→ **Provided records**:
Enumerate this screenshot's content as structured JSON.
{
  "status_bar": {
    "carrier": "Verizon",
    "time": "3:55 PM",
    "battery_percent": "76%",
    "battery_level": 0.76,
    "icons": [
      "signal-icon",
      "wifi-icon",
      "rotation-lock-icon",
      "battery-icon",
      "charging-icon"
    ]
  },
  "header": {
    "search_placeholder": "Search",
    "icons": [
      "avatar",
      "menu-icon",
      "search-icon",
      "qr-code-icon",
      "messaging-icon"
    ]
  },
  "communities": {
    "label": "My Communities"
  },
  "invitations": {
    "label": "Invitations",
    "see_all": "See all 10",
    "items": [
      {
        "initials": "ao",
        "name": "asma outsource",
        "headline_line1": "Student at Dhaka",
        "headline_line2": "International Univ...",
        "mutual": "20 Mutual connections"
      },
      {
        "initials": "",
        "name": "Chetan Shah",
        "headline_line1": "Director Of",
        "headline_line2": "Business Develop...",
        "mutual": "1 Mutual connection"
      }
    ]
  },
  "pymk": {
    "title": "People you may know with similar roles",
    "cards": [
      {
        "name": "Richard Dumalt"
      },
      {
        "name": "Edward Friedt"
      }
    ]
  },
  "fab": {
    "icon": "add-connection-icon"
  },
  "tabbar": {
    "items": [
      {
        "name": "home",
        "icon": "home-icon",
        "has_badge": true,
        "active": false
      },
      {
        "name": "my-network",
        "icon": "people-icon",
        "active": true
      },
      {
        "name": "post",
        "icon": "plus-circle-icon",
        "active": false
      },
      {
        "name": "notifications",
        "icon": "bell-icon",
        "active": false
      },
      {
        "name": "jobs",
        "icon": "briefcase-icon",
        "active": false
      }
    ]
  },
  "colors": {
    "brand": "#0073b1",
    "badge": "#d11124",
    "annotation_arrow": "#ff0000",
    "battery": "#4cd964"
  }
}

→ **Task goal**: Could you reproduce every record above exactly as it appears?

→ **Solution to this task**:
Enumerate this screenshot's content as structured JSON.
{
  "status_bar": {
    "carrier": "Verizon",
    "time": "3:55 PM",
    "battery_percent": "76%",
    "battery_level": 0.76,
    "icons": [
      "signal-icon",
      "wifi-icon",
      "rotation-lock-icon",
      "battery-icon",
      "charging-icon"
    ]
  },
  "header": {
    "search_placeholder": "Search",
    "icons": [
      "avatar",
      "menu-icon",
      "search-icon",
      "qr-code-icon",
      "messaging-icon"
    ]
  },
  "communities": {
    "label": "My Communities"
  },
  "invitations": {
    "label": "Invitations",
    "see_all": "See all 10",
    "items": [
      {
        "initials": "ao",
        "name": "asma outsource",
        "headline_line1": "Student at Dhaka",
        "headline_line2": "International Univ...",
        "mutual": "20 Mutual connections"
      },
      {
        "initials": "",
        "name": "Chetan Shah",
        "headline_line1": "Director Of",
        "headline_line2": "Business Develop...",
        "mutual": "1 Mutual connection"
      }
    ]
  },
  "pymk": {
    "title": "People you may know with similar roles",
    "cards": [
      {
        "name": "Richard Dumalt"
      },
      {
        "name": "Edward Friedt"
      }
    ]
  },
  "fab": {
    "icon": "add-connection-icon"
  },
  "tabbar": {
    "items": [
      {
        "name": "home",
        "icon": "home-icon",
        "has_badge": true,
        "active": false
      },
      {
        "name": "my-network",
        "icon": "people-icon",
        "active": true
      },
      {
        "name": "post",
        "icon": "plus-circle-icon",
        "active": false
      },
      {
        "name": "notifications",
        "icon": "bell-icon",
        "active": false
      },
      {
        "name": "jobs",
        "icon": "briefcase-icon",
        "active": false
      }
    ]
  },
  "colors": {
    "brand": "#0073b1",
    "badge": "#d11124",
    "annotation_arrow": "#ff0000",
    "battery": "#4cd964"
  }
}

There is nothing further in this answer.